--- BEGIN ---

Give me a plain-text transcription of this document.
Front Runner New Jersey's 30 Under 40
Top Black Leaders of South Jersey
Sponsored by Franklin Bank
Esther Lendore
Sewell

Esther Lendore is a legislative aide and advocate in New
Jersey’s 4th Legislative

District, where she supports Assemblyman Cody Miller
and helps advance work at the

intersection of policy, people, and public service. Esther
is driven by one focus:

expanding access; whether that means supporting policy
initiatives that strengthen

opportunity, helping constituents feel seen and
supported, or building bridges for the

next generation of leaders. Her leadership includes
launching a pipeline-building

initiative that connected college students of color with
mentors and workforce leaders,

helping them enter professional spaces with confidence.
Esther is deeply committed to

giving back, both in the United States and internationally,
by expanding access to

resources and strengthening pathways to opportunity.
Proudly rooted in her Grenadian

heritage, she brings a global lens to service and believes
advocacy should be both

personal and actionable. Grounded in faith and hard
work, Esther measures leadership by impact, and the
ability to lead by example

--- END ---

**Problem description**: Print the records above exactly as they appear.

**In response**:
Give me a plain-text transcription of this document.
Front Runner New Jersey's 30 Under 40
Top Black Leaders of South Jersey
Sponsored by Franklin Bank
Esther Lendore
Sewell

Esther Lendore is a legislative aide and advocate in New
Jersey’s 4th Legislative

District, where she supports Assemblyman Cody Miller
and helps advance work at the

intersection of policy, people, and public service. Esther
is driven by one focus:

expanding access; whether that means supporting policy
initiatives that strengthen

opportunity, helping constituents feel seen and
supported, or building bridges for the

next generation of leaders. Her leadership includes
launching a pipeline-building

initiative that connected college students of color with
mentors and workforce leaders,

helping them enter professional spaces with confidence.
Esther is deeply committed to

giving back, both in the United States and internationally,
by expanding access to

resources and strengthening pathways to opportunity.
Proudly rooted in her Grenadian

heritage, she brings a global lens to service and believes
advocacy should be both

personal and actionable. Grounded in faith and hard
work, Esther measures leadership by impact, and the
ability to lead by example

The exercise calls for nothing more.